What is required: Each line of the material must be repeated precisely, with the pictures left out.

Entries taken from a collection
——
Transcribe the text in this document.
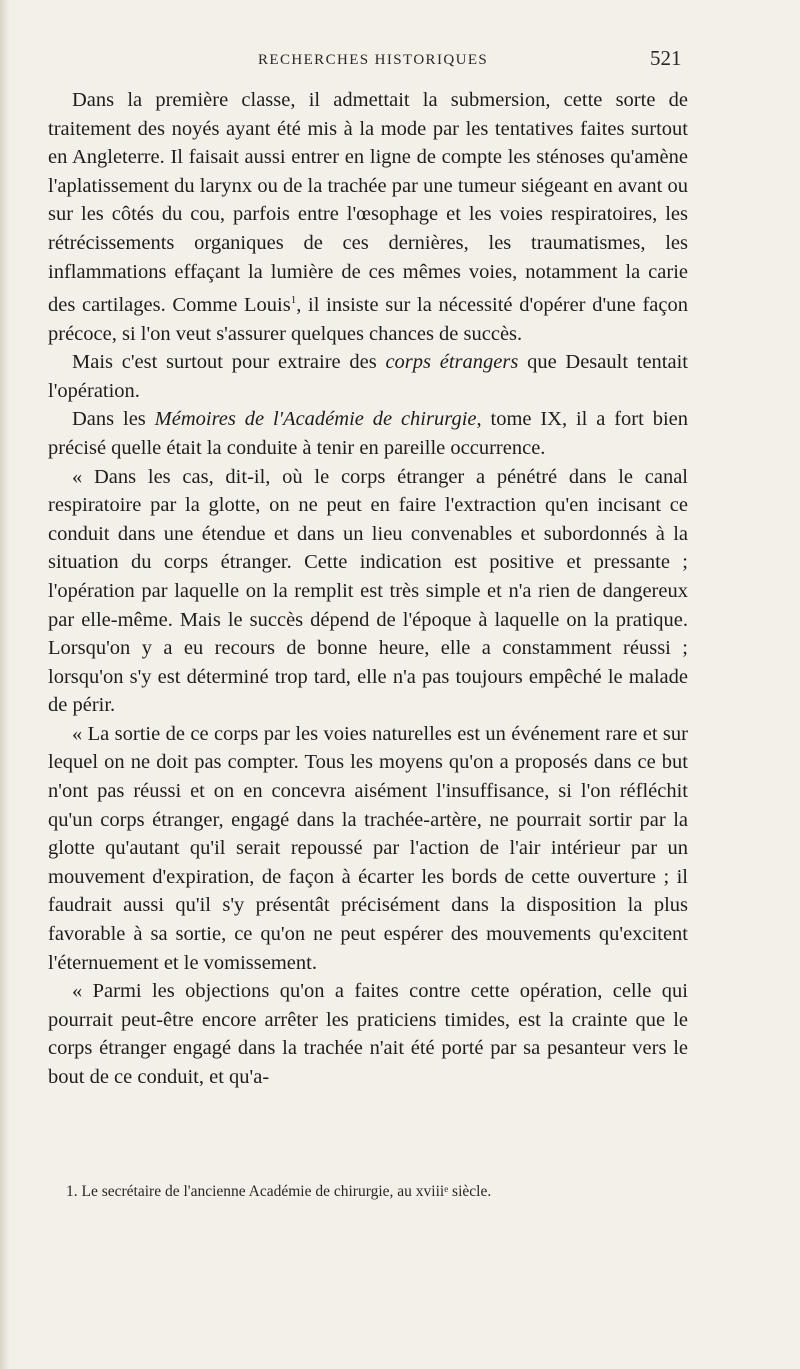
RECHERCHES HISTORIQUES	521

Dans la première classe, il admettait la submersion, cette sorte de traitement des noyés ayant été mis à la mode par les tentatives faites surtout en Angleterre. Il faisait aussi entrer en ligne de compte les sténoses qu'amène l'aplatissement du larynx ou de la trachée par une tumeur siégeant en avant ou sur les côtés du cou, parfois entre l'œsophage et les voies respiratoires, les rétrécissements organiques de ces dernières, les traumatismes, les inflammations effaçant la lumière de ces mêmes voies, notamment la carie des cartilages. Comme Louis$^1$, il insiste sur la nécessité d'opérer d'une façon précoce, si l'on veut s'assurer quelques chances de succès.

Mais c'est surtout pour extraire des corps étrangers que Desault tentait l'opération.

Dans les Mémoires de l'Académie de chirurgie, tome IX, il a fort bien précisé quelle était la conduite à tenir en pareille occurrence.

« Dans les cas, dit-il, où le corps étranger a pénétré dans le canal respiratoire par la glotte, on ne peut en faire l'extraction qu'en incisant ce conduit dans une étendue et dans un lieu convenables et subordonnés à la situation du corps étranger. Cette indication est positive et pressante ; l'opération par laquelle on la remplit est très simple et n'a rien de dangereux par elle-même. Mais le succès dépend de l'époque à laquelle on la pratique. Lorsqu'on y a eu recours de bonne heure, elle a constamment réussi ; lorsqu'on s'y est déterminé trop tard, elle n'a pas toujours empêché le malade de périr.

« La sortie de ce corps par les voies naturelles est un événement rare et sur lequel on ne doit pas compter. Tous les moyens qu'on a proposés dans ce but n'ont pas réussi et on en concevra aisément l'insuffisance, si l'on réfléchit qu'un corps étranger, engagé dans la trachée-artère, ne pourrait sortir par la glotte qu'autant qu'il serait repoussé par l'action de l'air intérieur par un mouvement d'expiration, de façon à écarter les bords de cette ouverture ; il faudrait aussi qu'il s'y présentât précisément dans la disposition la plus favorable à sa sortie, ce qu'on ne peut espérer des mouvements qu'excitent l'éternuement et le vomissement.

« Parmi les objections qu'on a faites contre cette opération, celle qui pourrait peut-être encore arrêter les praticiens timides, est la crainte que le corps étranger engagé dans la trachée n'ait été porté par sa pesanteur vers le bout de ce conduit, et qu'a-

1. Le secrétaire de l'ancienne Académie de chirurgie, au xviiiᵉ siècle.
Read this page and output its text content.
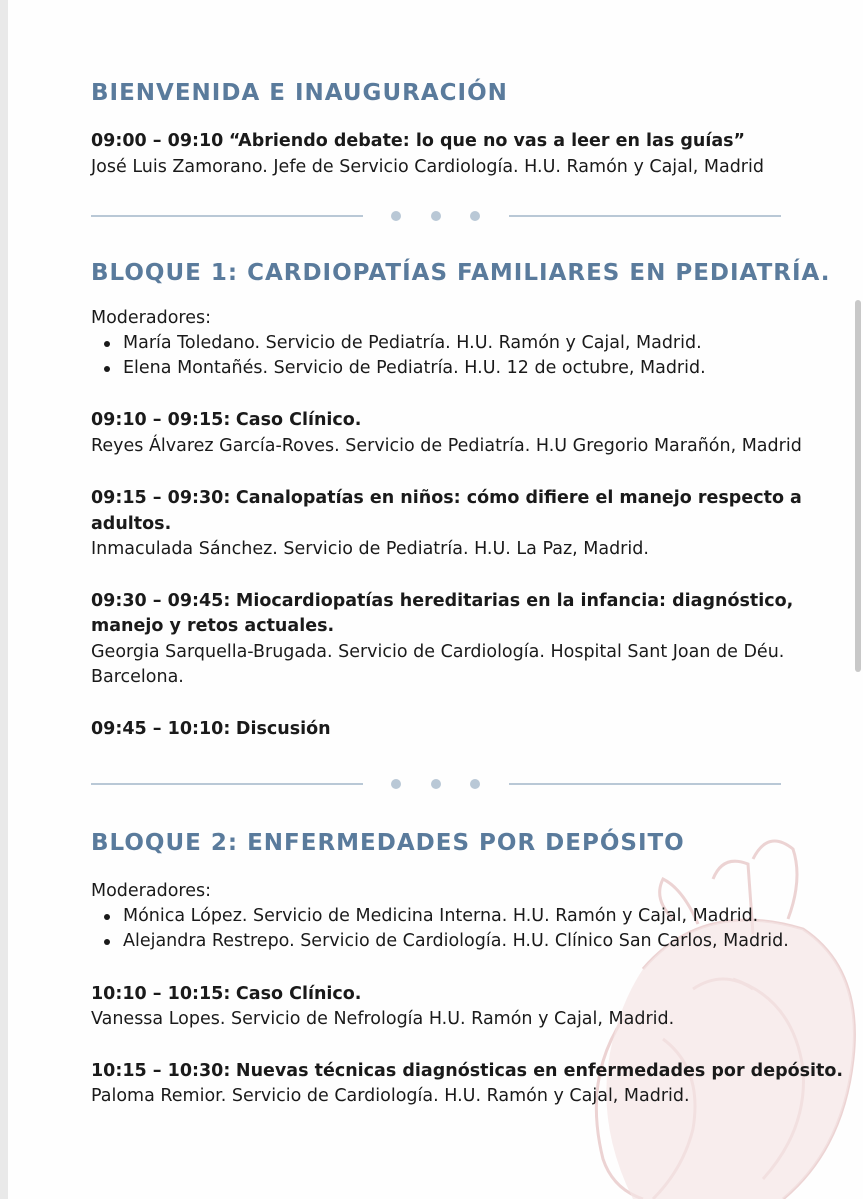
BIENVENIDA E INAUGURACIÓN
09:00 – 09:10 “Abriendo debate: lo que no vas a leer en las guías”
José Luis Zamorano. Jefe de Servicio Cardiología. H.U. Ramón y Cajal, Madrid
BLOQUE 1: CARDIOPATÍAS FAMILIARES EN PEDIATRÍA.
Moderadores:
María Toledano. Servicio de Pediatría. H.U. Ramón y Cajal, Madrid.
Elena Montañés. Servicio de Pediatría. H.U. 12 de octubre, Madrid.
09:10 – 09:15: Caso Clínico.
Reyes Álvarez García-Roves. Servicio de Pediatría. H.U Gregorio Marañón, Madrid
09:15 – 09:30: Canalopatías en niños: cómo difiere el manejo respecto a
adultos.
Inmaculada Sánchez. Servicio de Pediatría. H.U. La Paz, Madrid.
09:30 – 09:45: Miocardiopatías hereditarias en la infancia: diagnóstico,
manejo y retos actuales.
Georgia Sarquella-Brugada. Servicio de Cardiología. Hospital Sant Joan de Déu.
Barcelona.
09:45 – 10:10: Discusión
BLOQUE 2: ENFERMEDADES POR DEPÓSITO
Moderadores:
Mónica López. Servicio de Medicina Interna. H.U. Ramón y Cajal, Madrid.
Alejandra Restrepo. Servicio de Cardiología. H.U. Clínico San Carlos, Madrid.
10:10 – 10:15: Caso Clínico.
Vanessa Lopes. Servicio de Nefrología H.U. Ramón y Cajal, Madrid.
10:15 – 10:30: Nuevas técnicas diagnósticas en enfermedades por depósito.
Paloma Remior. Servicio de Cardiología. H.U. Ramón y Cajal, Madrid.
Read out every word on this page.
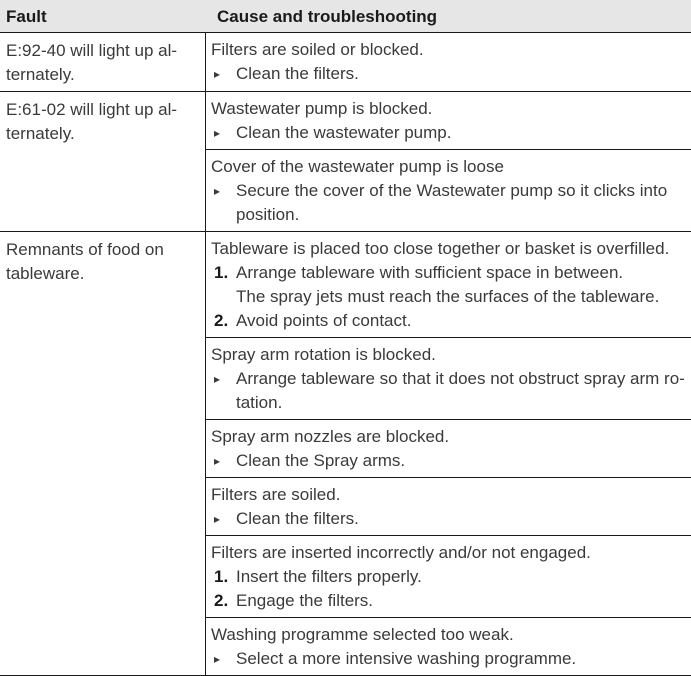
Fault	Cause and troubleshooting
E:92-40 will light up al-
ternately.
Filters are soiled or blocked.
▸ Clean the filters.
E:61-02 will light up al-
ternately.
Wastewater pump is blocked.
▸ Clean the wastewater pump.
Cover of the wastewater pump is loose
▸ Secure the cover of the Wastewater pump so it clicks into
position.
Remnants of food on
tableware.
Tableware is placed too close together or basket is overfilled.
1. Arrange tableware with sufficient space in between.
The spray jets must reach the surfaces of the tableware.
2. Avoid points of contact.
Spray arm rotation is blocked.
▸ Arrange tableware so that it does not obstruct spray arm ro-
tation.
Spray arm nozzles are blocked.
▸ Clean the Spray arms.
Filters are soiled.
▸ Clean the filters.
Filters are inserted incorrectly and/or not engaged.
1. Insert the filters properly.
2. Engage the filters.
Washing programme selected too weak.
▸ Select a more intensive washing programme.
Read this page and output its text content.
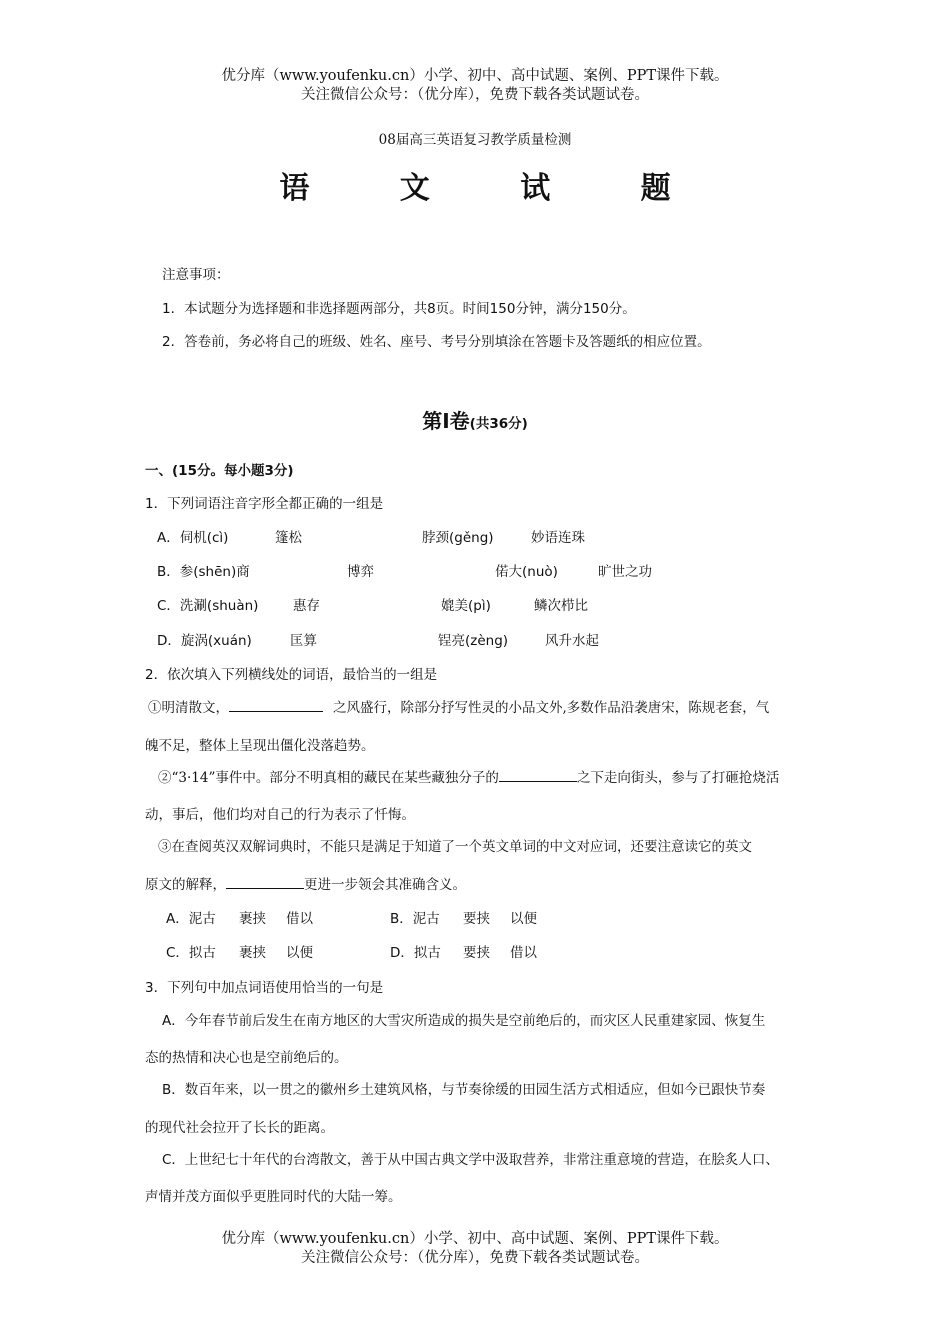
优分库（www.youfenku.cn）小学、初中、高中试题、案例、PPT课件下载。
关注微信公众号：（优分库），免费下载各类试题试卷。
08届高三英语复习教学质量检测
语 文 试 题
注意事项：
1．本试题分为选择题和非选择题两部分，共8页。时间150分钟，满分150分。
2．答卷前，务必将自己的班级、姓名、座号、考号分别填涂在答题卡及答题纸的相应位置。
第Ⅰ卷(共36分)
一、(15分。每小题3分)
1．下列词语注音字形全都正确的一组是
A．伺机(cì)	篷松	脖颈(gěng)	妙语连珠
B．参(shēn)商	博弈	偌大(nuò)	旷世之功
C．洗涮(shuàn)	惠存	媲美(pì)	鳞次栉比
D．旋涡(xuán)	匡算	锃亮(zèng)	风升水起
2．依次填入下列横线处的词语，最恰当的一组是
①明清散文，	之风盛行，除部分抒写性灵的小品文外,多数作品沿袭唐宋，陈规老套，气
魄不足，整体上呈现出僵化没落趋势。
②“3·14”事件中。部分不明真相的藏民在某些藏独分子的	之下走向街头，参与了打砸抢烧活
动，事后，他们均对自己的行为表示了忏悔。
③在查阅英汉双解词典时，不能只是满足于知道了一个英文单词的中文对应词，还要注意读它的英文
原文的解释，	更进一步领会其准确含义。
A．泥古 裹挟 借以	B．泥古 要挟 以便
C．拟古 裹挟 以便	D．拟古 要挟 借以
3．下列句中加点词语使用恰当的一句是
A．今年春节前后发生在南方地区的大雪灾所造成的损失是空前绝后的，而灾区人民重建家园、恢复生
态的热情和决心也是空前绝后的。
B．数百年来，以一贯之的徽州乡土建筑风格，与节奏徐缓的田园生活方式相适应，但如今已跟快节奏
的现代社会拉开了长长的距离。
C．上世纪七十年代的台湾散文，善于从中国古典文学中汲取营养，非常注重意境的营造，在脍炙人口、
声情并茂方面似乎更胜同时代的大陆一筹。
优分库（www.youfenku.cn）小学、初中、高中试题、案例、PPT课件下载。
关注微信公众号：（优分库），免费下载各类试题试卷。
——
Solution to this task:
Transcribe the text in this document.
RECHERCHES HISTORIQUES	521

Dans la première classe, il admettait la submersion, cette sorte de traitement des noyés ayant été mis à la mode par les tentatives faites surtout en Angleterre. Il faisait aussi entrer en ligne de compte les sténoses qu'amène l'aplatissement du larynx ou de la trachée par une tumeur siégeant en avant ou sur les côtés du cou, parfois entre l'œsophage et les voies respiratoires, les rétrécissements organiques de ces dernières, les traumatismes, les inflammations effaçant la lumière de ces mêmes voies, notamment la carie des cartilages. Comme Louis$^1$, il insiste sur la nécessité d'opérer d'une façon précoce, si l'on veut s'assurer quelques chances de succès.

Mais c'est surtout pour extraire des corps étrangers que Desault tentait l'opération.

Dans les Mémoires de l'Académie de chirurgie, tome IX, il a fort bien précisé quelle était la conduite à tenir en pareille occurrence.

« Dans les cas, dit-il, où le corps étranger a pénétré dans le canal respiratoire par la glotte, on ne peut en faire l'extraction qu'en incisant ce conduit dans une étendue et dans un lieu convenables et subordonnés à la situation du corps étranger. Cette indication est positive et pressante ; l'opération par laquelle on la remplit est très simple et n'a rien de dangereux par elle-même. Mais le succès dépend de l'époque à laquelle on la pratique. Lorsqu'on y a eu recours de bonne heure, elle a constamment réussi ; lorsqu'on s'y est déterminé trop tard, elle n'a pas toujours empêché le malade de périr.

« La sortie de ce corps par les voies naturelles est un événement rare et sur lequel on ne doit pas compter. Tous les moyens qu'on a proposés dans ce but n'ont pas réussi et on en concevra aisément l'insuffisance, si l'on réfléchit qu'un corps étranger, engagé dans la trachée-artère, ne pourrait sortir par la glotte qu'autant qu'il serait repoussé par l'action de l'air intérieur par un mouvement d'expiration, de façon à écarter les bords de cette ouverture ; il faudrait aussi qu'il s'y présentât précisément dans la disposition la plus favorable à sa sortie, ce qu'on ne peut espérer des mouvements qu'excitent l'éternuement et le vomissement.

« Parmi les objections qu'on a faites contre cette opération, celle qui pourrait peut-être encore arrêter les praticiens timides, est la crainte que le corps étranger engagé dans la trachée n'ait été porté par sa pesanteur vers le bout de ce conduit, et qu'a-

1. Le secrétaire de l'ancienne Académie de chirurgie, au xviiiᵉ siècle.
Read this page and output its text content.
BIENVENIDA E INAUGURACIÓN
09:00 – 09:10 “Abriendo debate: lo que no vas a leer en las guías”
José Luis Zamorano. Jefe de Servicio Cardiología. H.U. Ramón y Cajal, Madrid
BLOQUE 1: CARDIOPATÍAS FAMILIARES EN PEDIATRÍA.
Moderadores:
María Toledano. Servicio de Pediatría. H.U. Ramón y Cajal, Madrid.
Elena Montañés. Servicio de Pediatría. H.U. 12 de octubre, Madrid.
09:10 – 09:15: Caso Clínico.
Reyes Álvarez García-Roves. Servicio de Pediatría. H.U Gregorio Marañón, Madrid
09:15 – 09:30: Canalopatías en niños: cómo difiere el manejo respecto a
adultos.
Inmaculada Sánchez. Servicio de Pediatría. H.U. La Paz, Madrid.
09:30 – 09:45: Miocardiopatías hereditarias en la infancia: diagnóstico,
manejo y retos actuales.
Georgia Sarquella-Brugada. Servicio de Cardiología. Hospital Sant Joan de Déu.
Barcelona.
09:45 – 10:10: Discusión
BLOQUE 2: ENFERMEDADES POR DEPÓSITO
Moderadores:
Mónica López. Servicio de Medicina Interna. H.U. Ramón y Cajal, Madrid.
Alejandra Restrepo. Servicio de Cardiología. H.U. Clínico San Carlos, Madrid.
10:10 – 10:15: Caso Clínico.
Vanessa Lopes. Servicio de Nefrología H.U. Ramón y Cajal, Madrid.
10:15 – 10:30: Nuevas técnicas diagnósticas en enfermedades por depósito.
Paloma Remior. Servicio de Cardiología. H.U. Ramón y Cajal, Madrid.
Read out every word on this page.
Fault	Cause and troubleshooting
E:92-40 will light up al-
ternately.
Filters are soiled or blocked.
▸ Clean the filters.
E:61-02 will light up al-
ternately.
Wastewater pump is blocked.
▸ Clean the wastewater pump.
Cover of the wastewater pump is loose
▸ Secure the cover of the Wastewater pump so it clicks into
position.
Remnants of food on
tableware.
Tableware is placed too close together or basket is overfilled.
1. Arrange tableware with sufficient space in between.
The spray jets must reach the surfaces of the tableware.
2. Avoid points of contact.
Spray arm rotation is blocked.
▸ Arrange tableware so that it does not obstruct spray arm ro-
tation.
Spray arm nozzles are blocked.
▸ Clean the Spray arms.
Filters are soiled.
▸ Clean the filters.
Filters are inserted incorrectly and/or not engaged.
1. Insert the filters properly.
2. Engage the filters.
Washing programme selected too weak.
▸ Select a more intensive washing programme.
Read this page and output its text content.
优分库（www.youfenku.cn）小学、初中、高中试题、案例、PPT课件下载。
关注微信公众号：（优分库），免费下载各类试题试卷。
08届高三英语复习教学质量检测
语 文 试 题
注意事项：
1．本试题分为选择题和非选择题两部分，共8页。时间150分钟，满分150分。
2．答卷前，务必将自己的班级、姓名、座号、考号分别填涂在答题卡及答题纸的相应位置。
第Ⅰ卷(共36分)
一、(15分。每小题3分)
1．下列词语注音字形全都正确的一组是
A．伺机(cì)	篷松	脖颈(gěng)	妙语连珠
B．参(shēn)商	博弈	偌大(nuò)	旷世之功
C．洗涮(shuàn)	惠存	媲美(pì)	鳞次栉比
D．旋涡(xuán)	匡算	锃亮(zèng)	风升水起
2．依次填入下列横线处的词语，最恰当的一组是
①明清散文，	之风盛行，除部分抒写性灵的小品文外,多数作品沿袭唐宋，陈规老套，气
魄不足，整体上呈现出僵化没落趋势。
②“3·14”事件中。部分不明真相的藏民在某些藏独分子的	之下走向街头，参与了打砸抢烧活
动，事后，他们均对自己的行为表示了忏悔。
③在查阅英汉双解词典时，不能只是满足于知道了一个英文单词的中文对应词，还要注意读它的英文
原文的解释，	更进一步领会其准确含义。
A．泥古 裹挟 借以	B．泥古 要挟 以便
C．拟古 裹挟 以便	D．拟古 要挟 借以
3．下列句中加点词语使用恰当的一句是
A．今年春节前后发生在南方地区的大雪灾所造成的损失是空前绝后的，而灾区人民重建家园、恢复生
态的热情和决心也是空前绝后的。
B．数百年来，以一贯之的徽州乡土建筑风格，与节奏徐缓的田园生活方式相适应，但如今已跟快节奏
的现代社会拉开了长长的距离。
C．上世纪七十年代的台湾散文，善于从中国古典文学中汲取营养，非常注重意境的营造，在脍炙人口、
声情并茂方面似乎更胜同时代的大陆一筹。
优分库（www.youfenku.cn）小学、初中、高中试题、案例、PPT课件下载。
关注微信公众号：（优分库），免费下载各类试题试卷。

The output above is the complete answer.